Print the part of the records that opens with the line containing "operating-income-header xyxy=(397,74,500,170)" and closes with the line containing "operating-income-value: 11,248,000 xyxy=(425,308,495,324)". Repeat those lines exactly, both ends included.
[BEGIN]
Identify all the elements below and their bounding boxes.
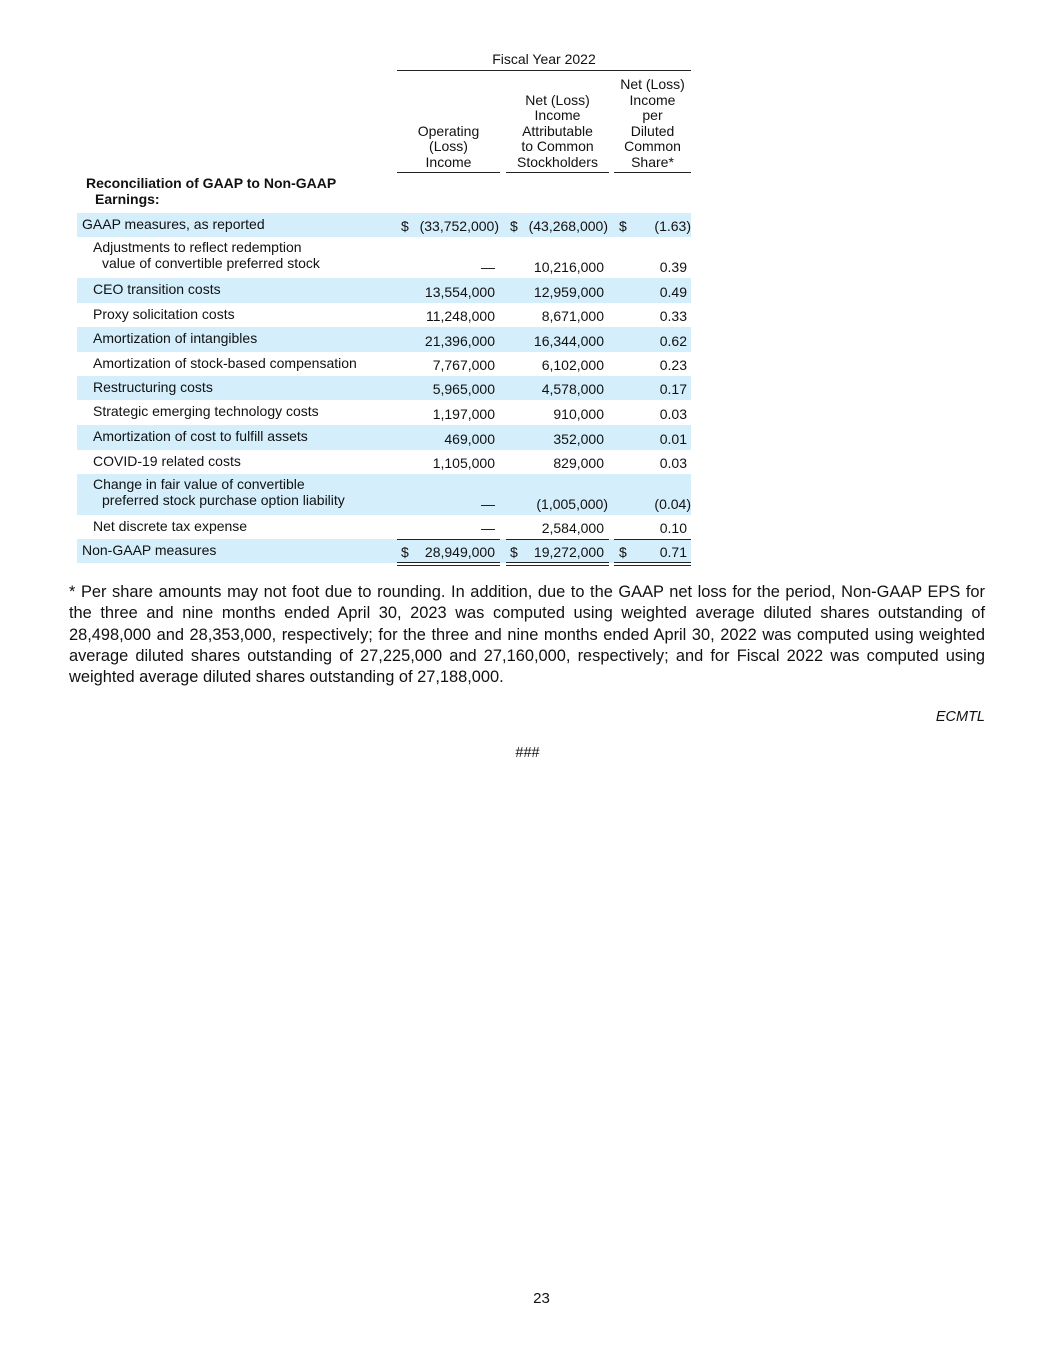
operating-income-header xyxy=(397,74,500,170)
row-label-line: Strategic emerging technology costs xyxy=(93,403,319,419)
column-header-line: Income xyxy=(629,91,676,108)
net-income-value: 352,000 xyxy=(553,431,604,447)
total-double-rule xyxy=(397,565,500,566)
row-label-line: preferred stock purchase option liability xyxy=(102,491,345,508)
net-income-value: 829,000 xyxy=(553,455,604,471)
row-label-line: Amortization of intangibles xyxy=(93,330,258,346)
column-header-rule xyxy=(614,172,691,173)
row-label-line: CEO transition costs xyxy=(93,281,221,297)
currency-sign: $ xyxy=(510,544,518,560)
column-header-line: Stockholders xyxy=(517,153,598,170)
row-label-line: Change in fair value of convertible xyxy=(93,476,305,492)
operating-income-value: 11,248,000 xyxy=(425,308,495,324)
row-label xyxy=(93,454,241,470)
row-label-line: Adjustments to reflect redemption xyxy=(93,239,302,255)
section-title-line: Reconciliation of GAAP to Non-GAAP xyxy=(86,175,337,191)
eps-value: 0.03 xyxy=(659,406,687,422)
eps-value: 0.03 xyxy=(659,455,687,471)
column-header-line: per xyxy=(642,107,663,123)
row-label xyxy=(93,240,320,271)
row-label-line: Proxy solicitation costs xyxy=(93,306,235,322)
net-income-value: (1,005,000) xyxy=(536,496,608,512)
operating-income-value: 13,554,000 xyxy=(424,284,495,300)
net-income-value: 2,584,000 xyxy=(541,520,604,536)
eps-value: 0.17 xyxy=(659,381,687,397)
net-income-value: (43,268,000) xyxy=(528,218,608,234)
operating-income-value: — xyxy=(481,496,495,512)
end-mark: ### xyxy=(515,745,540,761)
period-header-rule xyxy=(397,70,691,71)
operating-income-value: 469,000 xyxy=(444,431,495,447)
net-income-value: 6,102,000 xyxy=(541,357,604,373)
column-header-rule xyxy=(506,172,609,173)
eps-value: 0.23 xyxy=(659,357,687,373)
operating-income-value: 1,105,000 xyxy=(432,455,495,471)
row-label xyxy=(93,307,235,323)
column-header-line: (Loss) xyxy=(429,138,468,154)
row-label xyxy=(93,356,357,372)
net-income-header xyxy=(506,74,609,170)
operating-income-value: — xyxy=(481,520,495,536)
row-label-line: GAAP measures, as reported xyxy=(82,216,265,232)
currency-sign: $ xyxy=(619,218,627,234)
page-number: 23 xyxy=(533,1290,550,1307)
currency-sign: $ xyxy=(619,544,627,560)
eps-value: 0.10 xyxy=(659,520,687,536)
operating-income-value: 1,197,000 xyxy=(432,406,495,422)
row-label xyxy=(93,282,221,298)
eps-value: (1.63) xyxy=(654,218,691,234)
row-label-line: COVID-19 related costs xyxy=(93,453,241,469)
column-header-line: Operating xyxy=(417,122,480,139)
currency-sign: $ xyxy=(401,218,409,234)
net-income-value: 8,671,000 xyxy=(541,308,604,324)
total-double-rule xyxy=(614,565,691,566)
row-label-line: Restructuring costs xyxy=(93,379,213,395)
operating-income-value: 7,767,000 xyxy=(432,357,495,373)
row-label-line: value of convertible preferred stock xyxy=(102,254,320,271)
eps-value: 0.39 xyxy=(659,259,687,275)
operating-income-value: 5,965,000 xyxy=(432,381,495,397)
net-income-value: 910,000 xyxy=(553,406,604,422)
column-header-line: Diluted xyxy=(630,122,675,139)
operating-income-value: — xyxy=(481,259,495,275)
column-header-line: Income xyxy=(534,107,581,123)
eps-value: 0.01 xyxy=(659,431,687,447)
operating-income-value: 28,949,000 xyxy=(424,544,495,560)
fiscal-period-header: Fiscal Year 2022 xyxy=(492,51,596,67)
row-label xyxy=(82,543,216,559)
eps-value: 0.49 xyxy=(659,284,687,300)
subtotal-rule xyxy=(397,539,500,540)
row-label-line: Amortization of stock-based compensation xyxy=(93,355,357,371)
column-header-line: Attributable xyxy=(522,122,593,139)
column-header-line: Common xyxy=(624,138,681,154)
row-label xyxy=(93,519,247,535)
signoff: ECMTL xyxy=(935,709,985,725)
subtotal-rule xyxy=(506,539,609,540)
row-label-line: Non-GAAP measures xyxy=(82,542,217,558)
section-title-line: Earnings: xyxy=(95,190,160,207)
row-label-line: Net discrete tax expense xyxy=(93,518,248,534)
row-label xyxy=(93,331,257,347)
eps-value: (0.04) xyxy=(654,496,691,512)
net-income-value: 12,959,000 xyxy=(533,284,604,300)
net-income-value: 10,216,000 xyxy=(533,259,604,275)
column-header-line: Income xyxy=(425,153,472,170)
row-label xyxy=(93,404,319,420)
column-header-line: to Common xyxy=(521,138,594,154)
operating-income-value: (33,752,000) xyxy=(419,218,499,234)
row-label xyxy=(93,380,213,396)
column-header-line: Share* xyxy=(631,153,674,170)
operating-income-value: 21,396,000 xyxy=(424,333,495,349)
eps-value: 0.62 xyxy=(659,333,687,349)
net-income-value: 19,272,000 xyxy=(533,544,604,560)
row-label xyxy=(82,217,265,233)
row-label xyxy=(93,429,308,445)
column-header-line: Net (Loss) xyxy=(620,76,685,92)
eps-header xyxy=(614,74,691,170)
subtotal-rule xyxy=(614,539,691,540)
net-income-value: 4,578,000 xyxy=(541,381,604,397)
total-double-rule xyxy=(506,565,609,566)
row-label-line: Amortization of cost to fulfill assets xyxy=(93,428,308,444)
column-header-line: Net (Loss) xyxy=(525,91,590,108)
total-double-rule xyxy=(614,562,691,563)
total-double-rule xyxy=(506,562,609,563)
net-income-value: 16,344,000 xyxy=(533,333,604,349)
currency-sign: $ xyxy=(510,218,518,234)
currency-sign: $ xyxy=(401,544,409,560)
eps-value: 0.71 xyxy=(659,544,687,560)
row-label xyxy=(93,477,345,508)
section-title xyxy=(86,176,336,207)
column-header-rule xyxy=(397,172,500,173)
eps-value: 0.33 xyxy=(659,308,687,324)
total-double-rule xyxy=(397,562,500,563)
footnote: * Per share amounts may not foot due to rounding. In addition, due to the GAAP net loss for the period, Non-GAAP EPS for the three and nine months ended April 30, 2023 was computed using weighted average diluted shares outstanding of 28,498,000 and 28,353,000, respectively; for the three and nine months ended April 30, 2022 was computed using weighted average diluted shares outstanding of 27,225,000 and 27,160,000, respectively; and for Fiscal 2022 was computed using weighted average diluted shares outstanding of 27,188,000. xyxy=(69,583,985,687)
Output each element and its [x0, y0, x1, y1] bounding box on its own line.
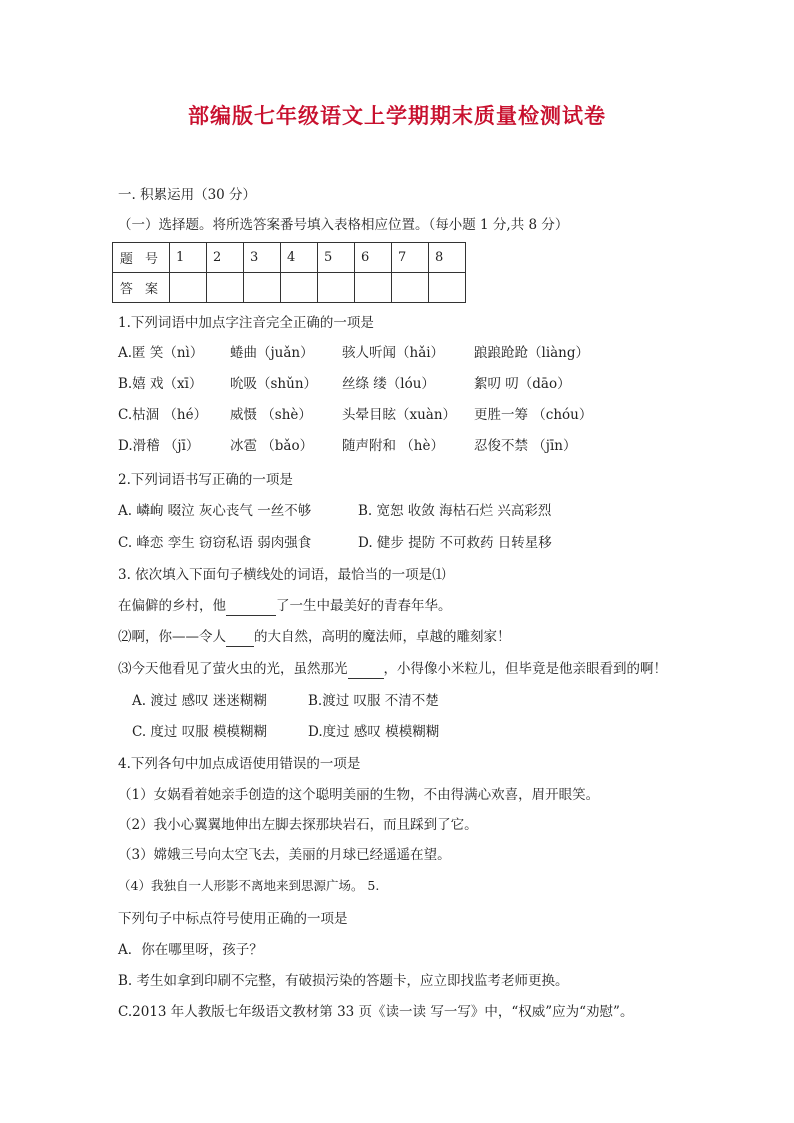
[END]
▸ The answer:
operating-income-header xyxy=(397,74,500,170)
row-label-line: Strategic emerging technology costs xyxy=(93,403,319,419)
column-header-line: Income xyxy=(629,91,676,108)
net-income-value: 352,000 xyxy=(553,431,604,447)
total-double-rule xyxy=(397,565,500,566)
row-label-line: preferred stock purchase option liability xyxy=(102,491,345,508)
net-income-value: 829,000 xyxy=(553,455,604,471)
row-label-line: Amortization of intangibles xyxy=(93,330,258,346)
column-header-rule xyxy=(614,172,691,173)
row-label-line: CEO transition costs xyxy=(93,281,221,297)
currency-sign: $ xyxy=(510,544,518,560)
column-header-line: Stockholders xyxy=(517,153,598,170)
row-label-line: Change in fair value of convertible xyxy=(93,476,305,492)
operating-income-value: 11,248,000 xyxy=(425,308,495,324)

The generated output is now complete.